◆ TRY IT ◆
Exactly as written, set down each line of the data below except its pictures.

Extracted records:
^^^^^^^^

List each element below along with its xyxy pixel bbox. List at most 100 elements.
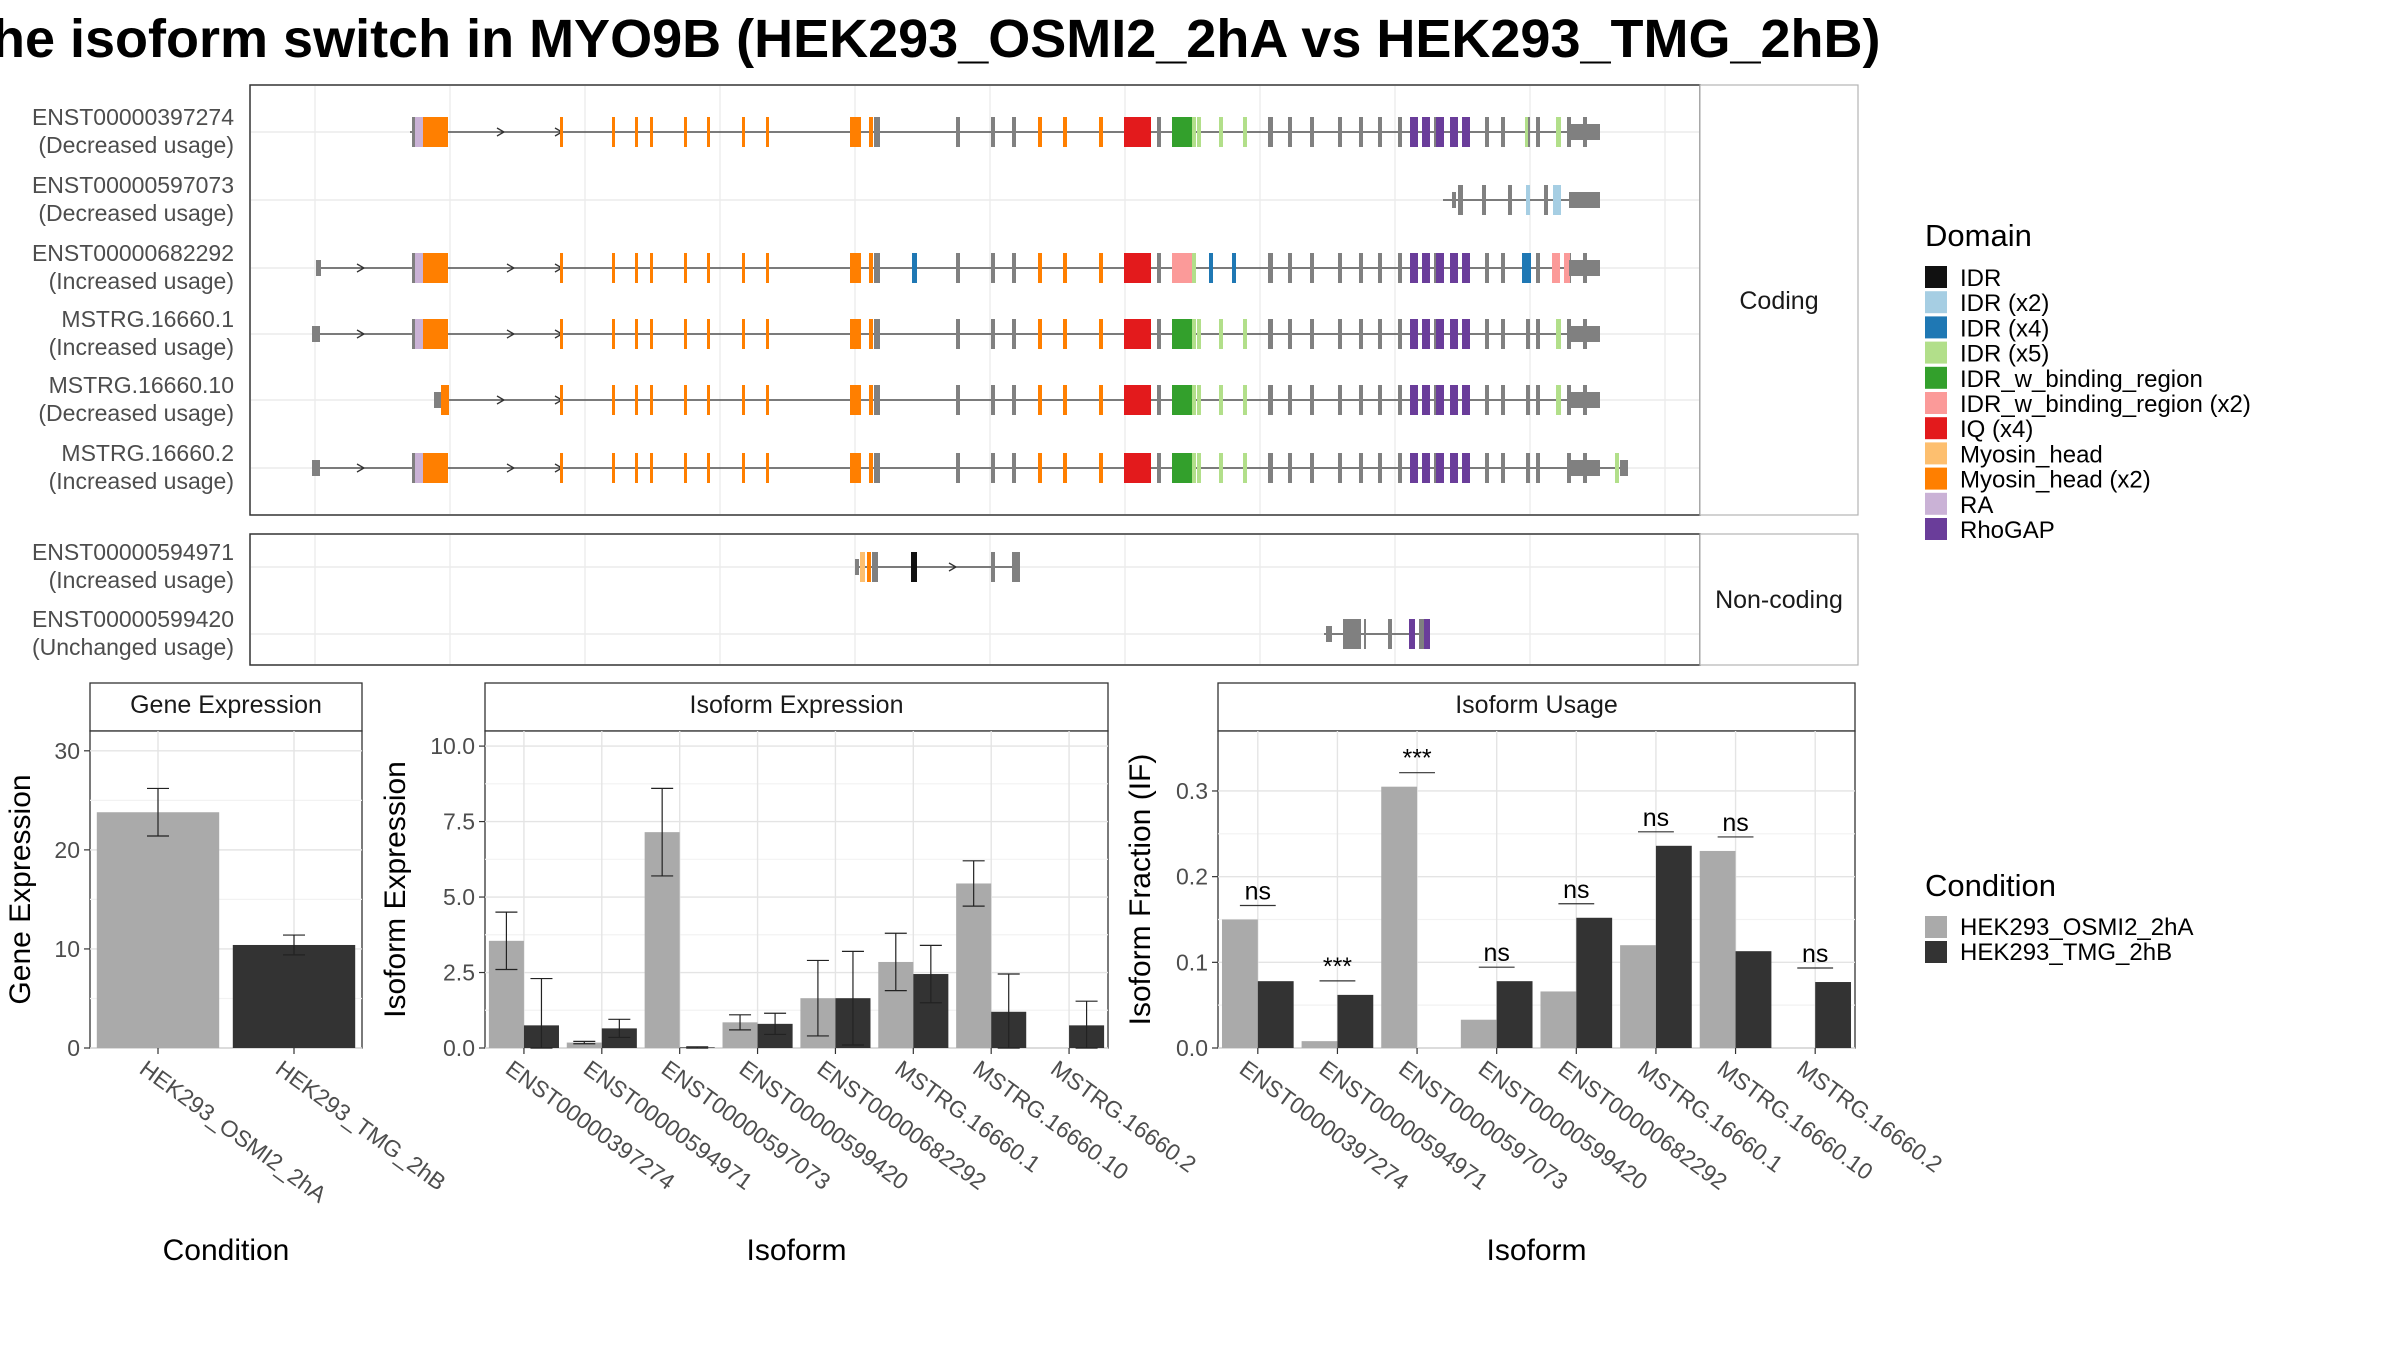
exon [415, 453, 423, 483]
exon [707, 117, 710, 147]
legend-key [1925, 366, 1947, 389]
exon [1398, 117, 1402, 147]
exon [1482, 185, 1486, 215]
exon [1310, 253, 1314, 283]
exon [412, 117, 415, 147]
exon [850, 117, 861, 147]
exon [1099, 453, 1103, 483]
exon [1124, 319, 1151, 349]
exon [1012, 117, 1016, 147]
exon [1338, 453, 1342, 483]
legend-key [1925, 916, 1947, 938]
bar [1699, 850, 1736, 1048]
legend-key [1925, 417, 1947, 440]
exon [1343, 619, 1361, 649]
exon [855, 559, 859, 575]
exon [1038, 117, 1042, 147]
exon [1157, 319, 1161, 349]
exon [850, 453, 861, 483]
exon [684, 385, 687, 415]
exon [911, 552, 917, 582]
exon [612, 253, 615, 283]
exon [1243, 117, 1247, 147]
legend-key [1925, 392, 1947, 414]
exon [1398, 319, 1402, 349]
exon [1157, 117, 1161, 147]
exon [1398, 453, 1402, 483]
legend-key [1925, 492, 1947, 515]
y-axis-title: Gene Expression [4, 774, 37, 1004]
exon [1038, 385, 1042, 415]
transcript-usage: (Decreased usage) [38, 200, 234, 226]
exon [1410, 253, 1418, 283]
exon [956, 117, 960, 147]
exon [650, 453, 653, 483]
exon [1450, 319, 1458, 349]
exon [867, 552, 871, 582]
significance-label: ns [1563, 876, 1589, 904]
bar [956, 883, 992, 1048]
exon [560, 385, 563, 415]
legend-key [1925, 341, 1947, 364]
transcript-name: MSTRG.16660.10 [49, 372, 234, 398]
exon [1450, 253, 1458, 283]
exon [1219, 319, 1223, 349]
exon [1564, 253, 1570, 283]
exon [423, 117, 431, 147]
bar [1735, 951, 1772, 1048]
exon [1197, 117, 1201, 147]
exon [1172, 117, 1192, 147]
exon [1172, 385, 1192, 415]
exon [1124, 253, 1151, 283]
bar [1221, 919, 1258, 1048]
exon [1063, 453, 1067, 483]
legend-label: Myosin_head [1960, 441, 2103, 468]
exon [742, 453, 745, 483]
exon [956, 319, 960, 349]
legend-label: HEK293_TMG_2hB [1960, 939, 2172, 966]
exon [1192, 453, 1196, 483]
exon [1450, 117, 1458, 147]
exon [1536, 117, 1540, 147]
bar [232, 944, 356, 1048]
exon [428, 319, 448, 349]
coding-panel [249, 84, 1701, 516]
exon [1501, 253, 1505, 283]
exon [991, 552, 995, 582]
exon [1422, 253, 1430, 283]
strand-arrow [506, 329, 516, 339]
exon [1288, 319, 1292, 349]
exon [1338, 253, 1342, 283]
exon [1209, 253, 1213, 283]
bar [96, 812, 220, 1048]
y-tick-label: 0.1 [1176, 949, 1208, 975]
exon [1526, 453, 1530, 483]
noncoding-strip [1699, 533, 1859, 666]
exon [1450, 453, 1458, 483]
gene-expression-panel: Gene Expression0102030HEK293_OSMI2_2hAHE… [4, 682, 451, 1267]
exon [860, 552, 865, 582]
panel-title: Gene Expression [130, 691, 322, 719]
exon [1124, 117, 1151, 147]
exon [1620, 460, 1628, 476]
x-axis-title: Isoform [1486, 1234, 1586, 1267]
exon [1536, 319, 1540, 349]
y-tick-label: 7.5 [443, 809, 475, 835]
exon [874, 117, 880, 147]
exon [1326, 626, 1332, 642]
exon [1422, 117, 1430, 147]
exon [1569, 124, 1600, 140]
transcript-name: ENST00000599420 [32, 606, 234, 632]
exon [1268, 319, 1273, 349]
bar [1540, 991, 1577, 1048]
exon [1197, 453, 1201, 483]
strand-arrow [506, 263, 516, 273]
exon [1192, 385, 1196, 415]
exon [1268, 253, 1273, 283]
bar [1496, 981, 1533, 1048]
exon [412, 253, 415, 283]
exon [684, 319, 687, 349]
panel-strip [484, 682, 1109, 732]
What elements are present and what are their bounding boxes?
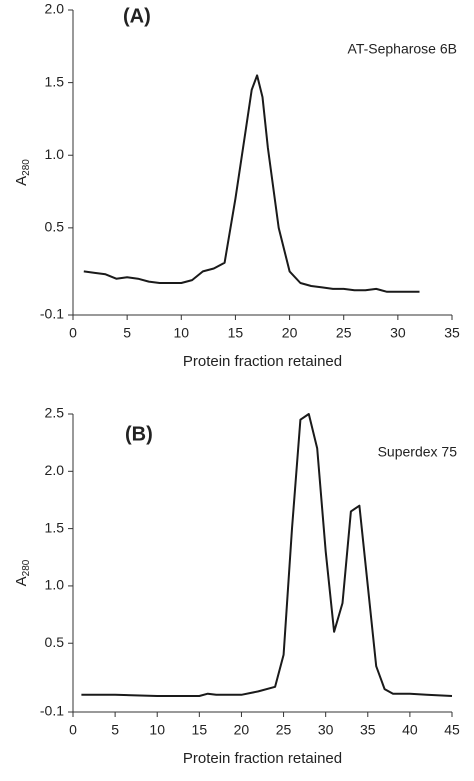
x-tick-label: 25 xyxy=(336,325,352,341)
x-tick-label: 5 xyxy=(123,325,131,341)
x-tick-label: 5 xyxy=(111,722,119,738)
data-line xyxy=(83,74,420,293)
panel-label: (A) xyxy=(123,5,151,27)
y-axis-label-sub: 280 xyxy=(21,159,32,176)
panel-label: (B) xyxy=(125,423,153,445)
y-tick-label: 1.0 xyxy=(45,577,65,593)
y-tick-label: 0.5 xyxy=(45,634,65,650)
x-tick-label: 30 xyxy=(318,722,334,738)
y-tick-label: 0.5 xyxy=(45,219,65,235)
y-axis-label: A280 xyxy=(13,559,32,586)
x-tick-label: 20 xyxy=(234,722,250,738)
x-tick-label: 10 xyxy=(173,325,189,341)
y-tick-label: 2.0 xyxy=(45,1,65,17)
x-tick-label: 0 xyxy=(69,325,77,341)
y-tick-label: 1.0 xyxy=(45,146,65,162)
y-tick-label: 1.5 xyxy=(45,519,65,535)
y-tick-label: 2.0 xyxy=(45,462,65,478)
x-tick-label: 15 xyxy=(228,325,244,341)
y-tick-label: 1.5 xyxy=(45,73,65,89)
x-tick-label: 0 xyxy=(69,722,77,738)
x-tick-label: 30 xyxy=(390,325,406,341)
y-axis-label-sub: 280 xyxy=(21,559,32,576)
y-tick-label: 2.5 xyxy=(45,405,65,421)
data-line xyxy=(81,413,453,697)
annotation: AT-Sepharose 6B xyxy=(348,41,457,57)
y-axis-label: A280 xyxy=(13,159,32,186)
x-axis-label: Protein fraction retained xyxy=(183,750,342,767)
x-tick-label: 40 xyxy=(402,722,418,738)
y-axis-label-main: A xyxy=(13,176,30,186)
x-tick-label: 10 xyxy=(149,722,165,738)
x-tick-label: 35 xyxy=(360,722,376,738)
y-tick-label: -0.1 xyxy=(40,703,64,719)
x-tick-label: 15 xyxy=(192,722,208,738)
x-tick-label: 45 xyxy=(444,722,460,738)
y-tick-label: -0.1 xyxy=(40,306,64,322)
annotation: Superdex 75 xyxy=(378,444,458,460)
x-tick-label: 25 xyxy=(276,722,292,738)
x-tick-label: 20 xyxy=(282,325,298,341)
y-axis-label-main: A xyxy=(13,576,30,586)
x-tick-label: 35 xyxy=(444,325,460,341)
x-axis-label: Protein fraction retained xyxy=(183,353,342,370)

^^^^^^^^

◆ RESPONSE AREA ◆
List each element below along with its xyxy pixel bbox. List at most 100 elements.
exon [415, 453, 423, 483]
exon [707, 117, 710, 147]
legend-key [1925, 366, 1947, 389]
exon [1398, 117, 1402, 147]
exon [1482, 185, 1486, 215]
exon [1310, 253, 1314, 283]
exon [412, 117, 415, 147]
exon [850, 117, 861, 147]
exon [1099, 453, 1103, 483]
exon [1124, 319, 1151, 349]
exon [1012, 117, 1016, 147]
exon [1338, 453, 1342, 483]
legend-key [1925, 916, 1947, 938]
bar [1699, 850, 1736, 1048]
legend-key [1925, 417, 1947, 440]
exon [1343, 619, 1361, 649]
exon [855, 559, 859, 575]
exon [1038, 117, 1042, 147]
exon [1157, 319, 1161, 349]
exon [850, 453, 861, 483]
exon [684, 385, 687, 415]
exon [911, 552, 917, 582]
exon [612, 253, 615, 283]
exon [1243, 117, 1247, 147]
legend-key [1925, 392, 1947, 414]
exon [1398, 319, 1402, 349]
exon [1157, 117, 1161, 147]
exon [1398, 453, 1402, 483]
legend-key [1925, 492, 1947, 515]
y-axis-title: Gene Expression [4, 774, 37, 1004]
exon [1038, 385, 1042, 415]
transcript-usage: (Decreased usage) [38, 200, 234, 226]
exon [1410, 253, 1418, 283]
exon [956, 117, 960, 147]
exon [650, 453, 653, 483]
exon [1450, 319, 1458, 349]
exon [867, 552, 871, 582]
significance-label: ns [1563, 876, 1589, 904]
bar [956, 883, 992, 1048]
exon [560, 385, 563, 415]
legend-key [1925, 341, 1947, 364]
transcript-name: MSTRG.16660.10 [49, 372, 234, 398]
exon [1450, 253, 1458, 283]
exon [1219, 319, 1223, 349]
exon [1564, 253, 1570, 283]
exon [423, 117, 431, 147]
bar [1735, 951, 1772, 1048]
exon [1197, 117, 1201, 147]
exon [1172, 117, 1192, 147]
exon [1172, 385, 1192, 415]
exon [1124, 253, 1151, 283]
bar [1221, 919, 1258, 1048]
exon [1063, 453, 1067, 483]
legend-label: Myosin_head [1960, 441, 2103, 468]
exon [742, 453, 745, 483]
exon [956, 319, 960, 349]
legend-label: HEK293_TMG_2hB [1960, 939, 2172, 966]
exon [1192, 453, 1196, 483]
exon [1450, 117, 1458, 147]
exon [1536, 117, 1540, 147]
bar [232, 944, 356, 1048]
exon [428, 319, 448, 349]
coding-panel [249, 84, 1701, 516]
exon [1501, 253, 1505, 283]
exon [991, 552, 995, 582]
exon [1422, 253, 1430, 283]
strand-arrow [506, 329, 516, 339]
exon [1288, 319, 1292, 349]
exon [1338, 253, 1342, 283]
exon [1209, 253, 1213, 283]
bar [96, 812, 220, 1048]
y-tick-label: 0.1 [1176, 949, 1208, 975]
exon [1526, 453, 1530, 483]
noncoding-strip [1699, 533, 1859, 666]
exon [1450, 453, 1458, 483]
gene-expression-panel: Gene Expression0102030HEK293_OSMI2_2hAHE… [4, 682, 451, 1267]
exon [860, 552, 865, 582]
panel-title: Gene Expression [130, 691, 322, 719]
exon [1124, 117, 1151, 147]
exon [1620, 460, 1628, 476]
x-axis-title: Isoform [1486, 1234, 1586, 1267]
exon [1536, 319, 1540, 349]
y-tick-label: 7.5 [443, 809, 475, 835]
exon [874, 117, 880, 147]
exon [1326, 626, 1332, 642]
exon [1422, 117, 1430, 147]
exon [1569, 124, 1600, 140]
transcript-name: ENST00000599420 [32, 606, 234, 632]
exon [1268, 319, 1273, 349]
bar [1540, 991, 1577, 1048]
exon [1197, 453, 1201, 483]
strand-arrow [506, 263, 516, 273]
exon [1192, 385, 1196, 415]
exon [1268, 253, 1273, 283]
bar [1496, 981, 1533, 1048]
exon [412, 253, 415, 283]
exon [684, 319, 687, 349]
panel-strip [484, 682, 1109, 732]
What elements are present and what are their bounding boxes?
x-tick-label: 25 xyxy=(336,325,352,341)
x-tick-label: 5 xyxy=(123,325,131,341)
x-tick-label: 5 xyxy=(111,722,119,738)
data-line xyxy=(83,74,420,293)
panel-label: (A) xyxy=(123,5,151,27)
y-axis-label-sub: 280 xyxy=(21,159,32,176)
panel-label: (B) xyxy=(125,423,153,445)
y-tick-label: 1.0 xyxy=(45,577,65,593)
y-tick-label: 0.5 xyxy=(45,634,65,650)
x-tick-label: 30 xyxy=(318,722,334,738)
y-tick-label: 0.5 xyxy=(45,219,65,235)
y-axis-label: A280 xyxy=(13,559,32,586)
x-tick-label: 20 xyxy=(234,722,250,738)
x-tick-label: 10 xyxy=(173,325,189,341)
y-tick-label: 2.0 xyxy=(45,1,65,17)
x-tick-label: 0 xyxy=(69,325,77,341)
y-tick-label: 1.0 xyxy=(45,146,65,162)
y-tick-label: 1.5 xyxy=(45,519,65,535)
y-tick-label: 2.0 xyxy=(45,462,65,478)
x-tick-label: 15 xyxy=(228,325,244,341)
y-tick-label: 1.5 xyxy=(45,73,65,89)
x-tick-label: 0 xyxy=(69,722,77,738)
x-tick-label: 30 xyxy=(390,325,406,341)
y-axis-label-sub: 280 xyxy=(21,559,32,576)
y-tick-label: 2.5 xyxy=(45,405,65,421)
data-line xyxy=(81,413,453,697)
annotation: AT-Sepharose 6B xyxy=(348,41,457,57)
y-axis-label: A280 xyxy=(13,159,32,186)
x-axis-label: Protein fraction retained xyxy=(183,750,342,767)
x-tick-label: 40 xyxy=(402,722,418,738)
y-axis-label-main: A xyxy=(13,176,30,186)
x-tick-label: 10 xyxy=(149,722,165,738)
x-tick-label: 35 xyxy=(360,722,376,738)
y-tick-label: -0.1 xyxy=(40,703,64,719)
x-tick-label: 15 xyxy=(192,722,208,738)
x-tick-label: 45 xyxy=(444,722,460,738)
y-tick-label: -0.1 xyxy=(40,306,64,322)
annotation: Superdex 75 xyxy=(378,444,458,460)
x-tick-label: 25 xyxy=(276,722,292,738)
x-tick-label: 20 xyxy=(282,325,298,341)
y-axis-label-main: A xyxy=(13,576,30,586)
x-tick-label: 35 xyxy=(444,325,460,341)
x-axis-label: Protein fraction retained xyxy=(183,353,342,370)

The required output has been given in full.